**YOUR TASK**
Report every line below that holds the word "periodic".

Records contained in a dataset

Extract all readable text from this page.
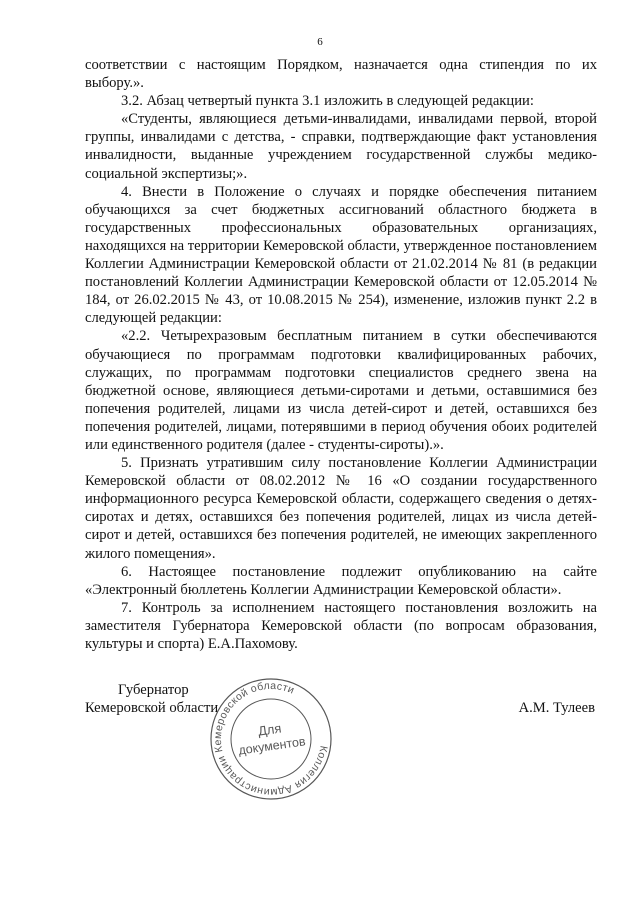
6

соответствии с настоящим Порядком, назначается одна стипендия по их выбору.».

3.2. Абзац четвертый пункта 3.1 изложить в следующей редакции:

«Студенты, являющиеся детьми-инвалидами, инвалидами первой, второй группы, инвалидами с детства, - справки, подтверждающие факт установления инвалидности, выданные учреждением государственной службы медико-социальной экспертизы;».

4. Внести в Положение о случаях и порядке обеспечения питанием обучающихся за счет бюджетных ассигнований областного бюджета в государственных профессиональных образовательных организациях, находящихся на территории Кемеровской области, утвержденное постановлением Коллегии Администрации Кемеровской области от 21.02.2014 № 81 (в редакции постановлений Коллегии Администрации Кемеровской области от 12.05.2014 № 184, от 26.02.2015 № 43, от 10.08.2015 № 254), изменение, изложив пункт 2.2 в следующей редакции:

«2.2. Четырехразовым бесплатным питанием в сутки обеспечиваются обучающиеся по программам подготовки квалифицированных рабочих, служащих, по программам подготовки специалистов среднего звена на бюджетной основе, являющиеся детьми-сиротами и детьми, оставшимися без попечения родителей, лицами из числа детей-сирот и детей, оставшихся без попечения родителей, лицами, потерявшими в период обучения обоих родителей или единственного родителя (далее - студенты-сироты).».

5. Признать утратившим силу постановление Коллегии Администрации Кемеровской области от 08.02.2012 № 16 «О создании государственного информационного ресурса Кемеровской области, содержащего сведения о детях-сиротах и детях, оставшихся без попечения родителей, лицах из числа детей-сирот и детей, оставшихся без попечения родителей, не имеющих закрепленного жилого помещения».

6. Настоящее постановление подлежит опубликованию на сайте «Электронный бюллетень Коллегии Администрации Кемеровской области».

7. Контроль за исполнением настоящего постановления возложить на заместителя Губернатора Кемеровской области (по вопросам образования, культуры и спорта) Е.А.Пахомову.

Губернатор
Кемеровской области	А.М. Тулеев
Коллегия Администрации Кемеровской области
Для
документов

...

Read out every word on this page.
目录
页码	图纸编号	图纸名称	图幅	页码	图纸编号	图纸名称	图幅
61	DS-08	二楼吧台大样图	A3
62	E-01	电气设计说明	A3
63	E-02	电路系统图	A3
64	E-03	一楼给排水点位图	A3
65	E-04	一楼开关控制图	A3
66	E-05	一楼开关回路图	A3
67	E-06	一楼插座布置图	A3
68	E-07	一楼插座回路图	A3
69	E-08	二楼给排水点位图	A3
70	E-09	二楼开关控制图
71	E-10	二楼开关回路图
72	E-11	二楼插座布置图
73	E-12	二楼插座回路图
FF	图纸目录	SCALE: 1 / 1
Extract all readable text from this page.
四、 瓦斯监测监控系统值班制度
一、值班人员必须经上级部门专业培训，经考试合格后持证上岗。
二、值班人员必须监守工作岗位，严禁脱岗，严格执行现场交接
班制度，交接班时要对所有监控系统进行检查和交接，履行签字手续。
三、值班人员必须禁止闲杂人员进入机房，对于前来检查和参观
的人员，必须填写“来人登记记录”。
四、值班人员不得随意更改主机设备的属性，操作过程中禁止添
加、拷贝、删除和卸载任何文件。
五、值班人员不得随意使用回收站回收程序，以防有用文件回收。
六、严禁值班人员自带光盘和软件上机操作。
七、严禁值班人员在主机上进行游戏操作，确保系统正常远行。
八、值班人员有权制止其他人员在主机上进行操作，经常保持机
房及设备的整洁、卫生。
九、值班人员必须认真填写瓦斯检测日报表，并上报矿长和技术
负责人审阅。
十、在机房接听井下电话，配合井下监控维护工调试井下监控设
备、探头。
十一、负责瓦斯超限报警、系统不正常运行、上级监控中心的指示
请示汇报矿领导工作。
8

...

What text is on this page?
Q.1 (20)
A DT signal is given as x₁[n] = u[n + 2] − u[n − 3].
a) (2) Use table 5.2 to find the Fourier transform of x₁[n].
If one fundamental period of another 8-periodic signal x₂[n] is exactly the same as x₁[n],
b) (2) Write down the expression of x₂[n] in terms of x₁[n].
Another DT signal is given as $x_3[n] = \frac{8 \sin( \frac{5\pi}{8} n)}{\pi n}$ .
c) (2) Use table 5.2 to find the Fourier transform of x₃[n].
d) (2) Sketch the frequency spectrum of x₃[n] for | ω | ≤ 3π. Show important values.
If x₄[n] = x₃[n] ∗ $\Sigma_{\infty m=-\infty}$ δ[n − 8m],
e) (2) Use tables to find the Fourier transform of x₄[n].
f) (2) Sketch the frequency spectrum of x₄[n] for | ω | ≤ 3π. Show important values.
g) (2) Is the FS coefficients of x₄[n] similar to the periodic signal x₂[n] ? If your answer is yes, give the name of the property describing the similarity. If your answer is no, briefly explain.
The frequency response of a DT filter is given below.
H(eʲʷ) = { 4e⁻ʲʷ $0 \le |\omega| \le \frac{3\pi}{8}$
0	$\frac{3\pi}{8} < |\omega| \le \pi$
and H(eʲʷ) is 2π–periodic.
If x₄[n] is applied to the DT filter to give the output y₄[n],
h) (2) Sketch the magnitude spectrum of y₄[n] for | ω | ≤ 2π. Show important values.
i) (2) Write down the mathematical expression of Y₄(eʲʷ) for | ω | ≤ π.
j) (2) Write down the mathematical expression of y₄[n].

**TASK ANSWER**
If one fundamental period of another 8-periodic signal x₂[n] is exactly the same as x₁[n],
g) (2) Is the FS coefficients of x₄[n] similar to the periodic signal x₂[n] ? If your answer is yes, give the name of the property describing the similarity. If your answer is no, briefly explain.
and H(eʲʷ) is 2π–periodic.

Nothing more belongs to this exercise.